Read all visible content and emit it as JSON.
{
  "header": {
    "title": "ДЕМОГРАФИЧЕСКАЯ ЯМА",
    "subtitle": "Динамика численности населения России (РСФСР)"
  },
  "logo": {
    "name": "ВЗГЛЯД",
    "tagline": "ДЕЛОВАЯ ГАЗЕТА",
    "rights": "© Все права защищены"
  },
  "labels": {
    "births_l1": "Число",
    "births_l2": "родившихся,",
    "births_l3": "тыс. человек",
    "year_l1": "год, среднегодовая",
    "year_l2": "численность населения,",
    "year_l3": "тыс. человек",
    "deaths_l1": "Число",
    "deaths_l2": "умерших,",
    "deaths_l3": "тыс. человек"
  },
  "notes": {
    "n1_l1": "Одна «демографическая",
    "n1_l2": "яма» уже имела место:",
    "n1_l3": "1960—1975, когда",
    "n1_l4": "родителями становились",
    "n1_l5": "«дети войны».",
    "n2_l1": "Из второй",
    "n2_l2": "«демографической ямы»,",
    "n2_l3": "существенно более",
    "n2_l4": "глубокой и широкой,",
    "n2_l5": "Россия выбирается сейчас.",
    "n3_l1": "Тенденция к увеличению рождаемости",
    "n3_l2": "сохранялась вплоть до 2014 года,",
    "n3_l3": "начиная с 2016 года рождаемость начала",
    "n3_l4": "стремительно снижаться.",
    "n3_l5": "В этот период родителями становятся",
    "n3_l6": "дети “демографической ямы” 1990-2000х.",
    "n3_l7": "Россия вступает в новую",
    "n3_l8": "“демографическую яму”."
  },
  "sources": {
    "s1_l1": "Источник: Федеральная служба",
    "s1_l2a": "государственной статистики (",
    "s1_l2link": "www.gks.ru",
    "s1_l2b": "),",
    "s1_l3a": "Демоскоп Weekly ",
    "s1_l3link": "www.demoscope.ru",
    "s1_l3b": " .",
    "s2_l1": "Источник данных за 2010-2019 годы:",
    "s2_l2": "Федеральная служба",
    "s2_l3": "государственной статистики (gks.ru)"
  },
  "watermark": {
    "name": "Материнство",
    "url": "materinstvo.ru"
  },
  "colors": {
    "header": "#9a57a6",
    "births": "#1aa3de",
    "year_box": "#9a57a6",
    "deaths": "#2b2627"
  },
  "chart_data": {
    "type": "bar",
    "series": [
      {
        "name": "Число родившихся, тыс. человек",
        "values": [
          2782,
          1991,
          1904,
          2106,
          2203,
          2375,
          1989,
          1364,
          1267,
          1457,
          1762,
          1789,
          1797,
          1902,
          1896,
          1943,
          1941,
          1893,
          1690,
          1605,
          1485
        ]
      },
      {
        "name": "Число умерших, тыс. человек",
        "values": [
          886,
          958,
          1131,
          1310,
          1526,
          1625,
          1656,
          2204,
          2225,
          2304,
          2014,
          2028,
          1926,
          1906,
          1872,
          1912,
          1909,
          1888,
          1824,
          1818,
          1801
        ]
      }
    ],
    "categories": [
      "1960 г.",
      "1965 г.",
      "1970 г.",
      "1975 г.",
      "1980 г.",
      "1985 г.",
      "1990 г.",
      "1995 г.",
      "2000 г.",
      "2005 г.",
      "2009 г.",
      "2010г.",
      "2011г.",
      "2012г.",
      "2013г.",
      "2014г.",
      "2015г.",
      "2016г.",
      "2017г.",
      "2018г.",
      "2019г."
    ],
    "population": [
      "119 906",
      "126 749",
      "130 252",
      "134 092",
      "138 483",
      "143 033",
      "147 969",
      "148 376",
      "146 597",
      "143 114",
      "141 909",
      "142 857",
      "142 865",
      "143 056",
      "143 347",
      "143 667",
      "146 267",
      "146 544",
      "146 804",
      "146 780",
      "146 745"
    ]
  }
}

## Task goal
Extract the complete data, matching each line exactly.

## Output
Read all visible content and emit it as JSON.
{
  "header": {
    "title": "ДЕМОГРАФИЧЕСКАЯ ЯМА",
    "subtitle": "Динамика численности населения России (РСФСР)"
  },
  "logo": {
    "name": "ВЗГЛЯД",
    "tagline": "ДЕЛОВАЯ ГАЗЕТА",
    "rights": "© Все права защищены"
  },
  "labels": {
    "births_l1": "Число",
    "births_l2": "родившихся,",
    "births_l3": "тыс. человек",
    "year_l1": "год, среднегодовая",
    "year_l2": "численность населения,",
    "year_l3": "тыс. человек",
    "deaths_l1": "Число",
    "deaths_l2": "умерших,",
    "deaths_l3": "тыс. человек"
  },
  "notes": {
    "n1_l1": "Одна «демографическая",
    "n1_l2": "яма» уже имела место:",
    "n1_l3": "1960—1975, когда",
    "n1_l4": "родителями становились",
    "n1_l5": "«дети войны».",
    "n2_l1": "Из второй",
    "n2_l2": "«демографической ямы»,",
    "n2_l3": "существенно более",
    "n2_l4": "глубокой и широкой,",
    "n2_l5": "Россия выбирается сейчас.",
    "n3_l1": "Тенденция к увеличению рождаемости",
    "n3_l2": "сохранялась вплоть до 2014 года,",
    "n3_l3": "начиная с 2016 года рождаемость начала",
    "n3_l4": "стремительно снижаться.",
    "n3_l5": "В этот период родителями становятся",
    "n3_l6": "дети “демографической ямы” 1990-2000х.",
    "n3_l7": "Россия вступает в новую",
    "n3_l8": "“демографическую яму”."
  },
  "sources": {
    "s1_l1": "Источник: Федеральная служба",
    "s1_l2a": "государственной статистики (",
    "s1_l2link": "www.gks.ru",
    "s1_l2b": "),",
    "s1_l3a": "Демоскоп Weekly ",
    "s1_l3link": "www.demoscope.ru",
    "s1_l3b": " .",
    "s2_l1": "Источник данных за 2010-2019 годы:",
    "s2_l2": "Федеральная служба",
    "s2_l3": "государственной статистики (gks.ru)"
  },
  "watermark": {
    "name": "Материнство",
    "url": "materinstvo.ru"
  },
  "colors": {
    "header": "#9a57a6",
    "births": "#1aa3de",
    "year_box": "#9a57a6",
    "deaths": "#2b2627"
  },
  "chart_data": {
    "type": "bar",
    "series": [
      {
        "name": "Число родившихся, тыс. человек",
        "values": [
          2782,
          1991,
          1904,
          2106,
          2203,
          2375,
          1989,
          1364,
          1267,
          1457,
          1762,
          1789,
          1797,
          1902,
          1896,
          1943,
          1941,
          1893,
          1690,
          1605,
          1485
        ]
      },
      {
        "name": "Число умерших, тыс. человек",
        "values": [
          886,
          958,
          1131,
          1310,
          1526,
          1625,
          1656,
          2204,
          2225,
          2304,
          2014,
          2028,
          1926,
          1906,
          1872,
          1912,
          1909,
          1888,
          1824,
          1818,
          1801
        ]
      }
    ],
    "categories": [
      "1960 г.",
      "1965 г.",
      "1970 г.",
      "1975 г.",
      "1980 г.",
      "1985 г.",
      "1990 г.",
      "1995 г.",
      "2000 г.",
      "2005 г.",
      "2009 г.",
      "2010г.",
      "2011г.",
      "2012г.",
      "2013г.",
      "2014г.",
      "2015г.",
      "2016г.",
      "2017г.",
      "2018г.",
      "2019г."
    ],
    "population": [
      "119 906",
      "126 749",
      "130 252",
      "134 092",
      "138 483",
      "143 033",
      "147 969",
      "148 376",
      "146 597",
      "143 114",
      "141 909",
      "142 857",
      "142 865",
      "143 056",
      "143 347",
      "143 667",
      "146 267",
      "146 544",
      "146 804",
      "146 780",
      "146 745"
    ]
  }
}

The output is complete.